→ **Required task**:
Collect each line of the records containing the string "Climatology".

Figure dataset records:
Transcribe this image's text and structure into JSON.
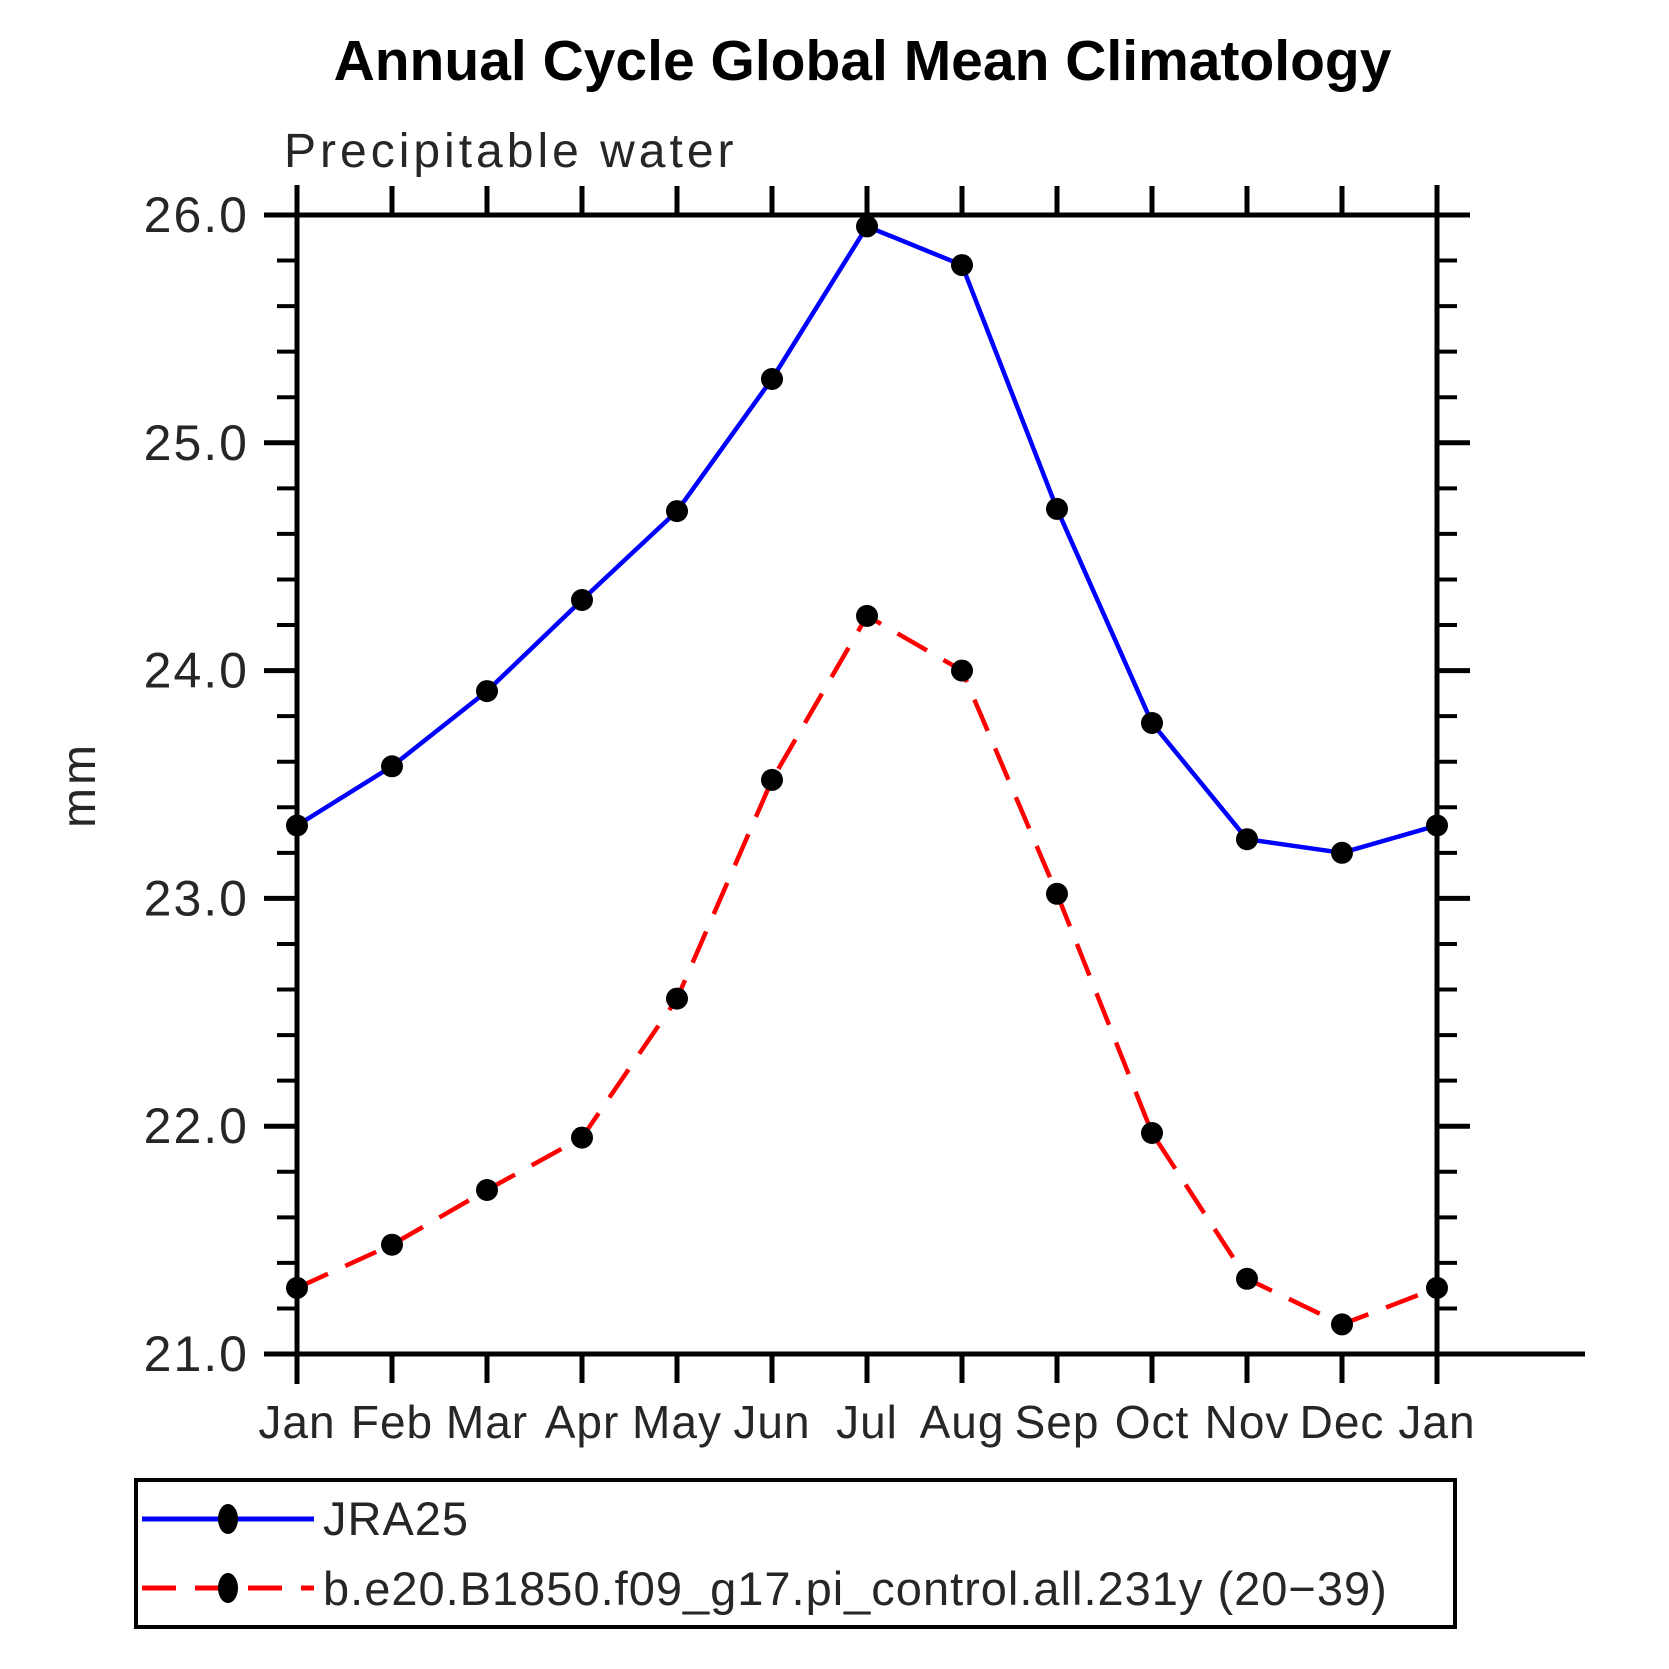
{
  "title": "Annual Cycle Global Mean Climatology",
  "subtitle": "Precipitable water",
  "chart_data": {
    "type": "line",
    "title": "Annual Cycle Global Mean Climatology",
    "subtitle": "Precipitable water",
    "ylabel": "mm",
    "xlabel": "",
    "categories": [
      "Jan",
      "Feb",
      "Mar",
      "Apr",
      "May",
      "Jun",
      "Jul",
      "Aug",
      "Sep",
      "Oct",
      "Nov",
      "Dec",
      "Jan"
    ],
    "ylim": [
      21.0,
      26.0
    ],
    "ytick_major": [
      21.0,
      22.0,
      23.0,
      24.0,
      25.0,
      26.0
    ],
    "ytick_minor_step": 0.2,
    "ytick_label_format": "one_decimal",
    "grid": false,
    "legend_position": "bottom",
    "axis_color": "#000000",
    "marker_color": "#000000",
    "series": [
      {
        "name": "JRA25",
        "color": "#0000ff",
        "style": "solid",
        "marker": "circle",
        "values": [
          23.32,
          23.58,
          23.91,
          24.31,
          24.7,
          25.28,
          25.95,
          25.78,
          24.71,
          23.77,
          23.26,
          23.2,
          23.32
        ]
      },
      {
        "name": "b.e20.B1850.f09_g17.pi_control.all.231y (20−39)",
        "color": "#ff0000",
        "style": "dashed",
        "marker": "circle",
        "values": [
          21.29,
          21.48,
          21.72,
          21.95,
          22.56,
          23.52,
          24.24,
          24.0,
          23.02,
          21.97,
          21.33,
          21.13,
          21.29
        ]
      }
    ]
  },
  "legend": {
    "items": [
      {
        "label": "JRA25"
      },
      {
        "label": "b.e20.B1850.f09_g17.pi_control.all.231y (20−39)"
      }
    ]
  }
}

→ **Answer to this problem**:
  "title": "Annual Cycle Global Mean Climatology",
    "title": "Annual Cycle Global Mean Climatology",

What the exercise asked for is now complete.